__EXCERPTED RECORDS__.
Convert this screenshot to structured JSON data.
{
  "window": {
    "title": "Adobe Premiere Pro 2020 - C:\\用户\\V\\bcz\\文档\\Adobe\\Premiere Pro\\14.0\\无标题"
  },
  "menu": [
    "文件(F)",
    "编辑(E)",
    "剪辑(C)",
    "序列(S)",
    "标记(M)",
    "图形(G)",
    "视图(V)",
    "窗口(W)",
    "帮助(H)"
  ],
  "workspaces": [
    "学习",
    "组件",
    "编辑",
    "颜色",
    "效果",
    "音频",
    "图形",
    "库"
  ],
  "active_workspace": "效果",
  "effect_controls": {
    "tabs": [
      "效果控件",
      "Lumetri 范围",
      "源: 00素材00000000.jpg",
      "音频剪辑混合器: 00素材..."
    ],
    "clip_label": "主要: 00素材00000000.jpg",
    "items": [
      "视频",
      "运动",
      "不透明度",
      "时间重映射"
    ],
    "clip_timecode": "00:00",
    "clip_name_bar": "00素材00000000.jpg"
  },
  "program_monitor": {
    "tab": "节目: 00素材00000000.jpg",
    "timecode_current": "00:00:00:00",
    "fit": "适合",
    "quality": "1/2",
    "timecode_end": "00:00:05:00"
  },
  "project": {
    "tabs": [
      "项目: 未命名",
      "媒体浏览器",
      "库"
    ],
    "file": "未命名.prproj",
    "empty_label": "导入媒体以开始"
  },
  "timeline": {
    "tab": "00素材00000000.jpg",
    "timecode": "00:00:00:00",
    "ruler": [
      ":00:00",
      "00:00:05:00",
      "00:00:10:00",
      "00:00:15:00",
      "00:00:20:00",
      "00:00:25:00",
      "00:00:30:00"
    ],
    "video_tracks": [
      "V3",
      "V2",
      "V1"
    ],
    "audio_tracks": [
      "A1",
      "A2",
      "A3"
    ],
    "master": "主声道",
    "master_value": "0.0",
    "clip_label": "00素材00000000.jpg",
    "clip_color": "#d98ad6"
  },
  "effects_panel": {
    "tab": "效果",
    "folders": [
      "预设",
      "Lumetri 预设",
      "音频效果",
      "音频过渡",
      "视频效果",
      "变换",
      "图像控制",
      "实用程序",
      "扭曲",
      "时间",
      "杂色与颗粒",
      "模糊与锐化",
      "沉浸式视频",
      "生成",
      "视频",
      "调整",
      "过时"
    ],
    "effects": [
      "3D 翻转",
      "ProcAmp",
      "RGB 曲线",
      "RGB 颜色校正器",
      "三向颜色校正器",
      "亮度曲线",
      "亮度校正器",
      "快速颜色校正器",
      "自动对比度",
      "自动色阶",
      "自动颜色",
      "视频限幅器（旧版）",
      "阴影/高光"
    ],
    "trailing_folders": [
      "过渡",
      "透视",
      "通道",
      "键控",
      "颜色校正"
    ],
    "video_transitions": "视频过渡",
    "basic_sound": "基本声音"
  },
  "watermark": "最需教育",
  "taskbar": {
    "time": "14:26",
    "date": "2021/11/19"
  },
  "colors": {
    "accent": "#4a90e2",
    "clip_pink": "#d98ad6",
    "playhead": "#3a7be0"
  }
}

__OBJECTIVE__.
From the listing above, extract every line exactly as it stands.

__EXERCISE RESPONSE__.
Convert this screenshot to structured JSON data.
{
  "window": {
    "title": "Adobe Premiere Pro 2020 - C:\\用户\\V\\bcz\\文档\\Adobe\\Premiere Pro\\14.0\\无标题"
  },
  "menu": [
    "文件(F)",
    "编辑(E)",
    "剪辑(C)",
    "序列(S)",
    "标记(M)",
    "图形(G)",
    "视图(V)",
    "窗口(W)",
    "帮助(H)"
  ],
  "workspaces": [
    "学习",
    "组件",
    "编辑",
    "颜色",
    "效果",
    "音频",
    "图形",
    "库"
  ],
  "active_workspace": "效果",
  "effect_controls": {
    "tabs": [
      "效果控件",
      "Lumetri 范围",
      "源: 00素材00000000.jpg",
      "音频剪辑混合器: 00素材..."
    ],
    "clip_label": "主要: 00素材00000000.jpg",
    "items": [
      "视频",
      "运动",
      "不透明度",
      "时间重映射"
    ],
    "clip_timecode": "00:00",
    "clip_name_bar": "00素材00000000.jpg"
  },
  "program_monitor": {
    "tab": "节目: 00素材00000000.jpg",
    "timecode_current": "00:00:00:00",
    "fit": "适合",
    "quality": "1/2",
    "timecode_end": "00:00:05:00"
  },
  "project": {
    "tabs": [
      "项目: 未命名",
      "媒体浏览器",
      "库"
    ],
    "file": "未命名.prproj",
    "empty_label": "导入媒体以开始"
  },
  "timeline": {
    "tab": "00素材00000000.jpg",
    "timecode": "00:00:00:00",
    "ruler": [
      ":00:00",
      "00:00:05:00",
      "00:00:10:00",
      "00:00:15:00",
      "00:00:20:00",
      "00:00:25:00",
      "00:00:30:00"
    ],
    "video_tracks": [
      "V3",
      "V2",
      "V1"
    ],
    "audio_tracks": [
      "A1",
      "A2",
      "A3"
    ],
    "master": "主声道",
    "master_value": "0.0",
    "clip_label": "00素材00000000.jpg",
    "clip_color": "#d98ad6"
  },
  "effects_panel": {
    "tab": "效果",
    "folders": [
      "预设",
      "Lumetri 预设",
      "音频效果",
      "音频过渡",
      "视频效果",
      "变换",
      "图像控制",
      "实用程序",
      "扭曲",
      "时间",
      "杂色与颗粒",
      "模糊与锐化",
      "沉浸式视频",
      "生成",
      "视频",
      "调整",
      "过时"
    ],
    "effects": [
      "3D 翻转",
      "ProcAmp",
      "RGB 曲线",
      "RGB 颜色校正器",
      "三向颜色校正器",
      "亮度曲线",
      "亮度校正器",
      "快速颜色校正器",
      "自动对比度",
      "自动色阶",
      "自动颜色",
      "视频限幅器（旧版）",
      "阴影/高光"
    ],
    "trailing_folders": [
      "过渡",
      "透视",
      "通道",
      "键控",
      "颜色校正"
    ],
    "video_transitions": "视频过渡",
    "basic_sound": "基本声音"
  },
  "watermark": "最需教育",
  "taskbar": {
    "time": "14:26",
    "date": "2021/11/19"
  },
  "colors": {
    "accent": "#4a90e2",
    "clip_pink": "#d98ad6",
    "playhead": "#3a7be0"
  }
}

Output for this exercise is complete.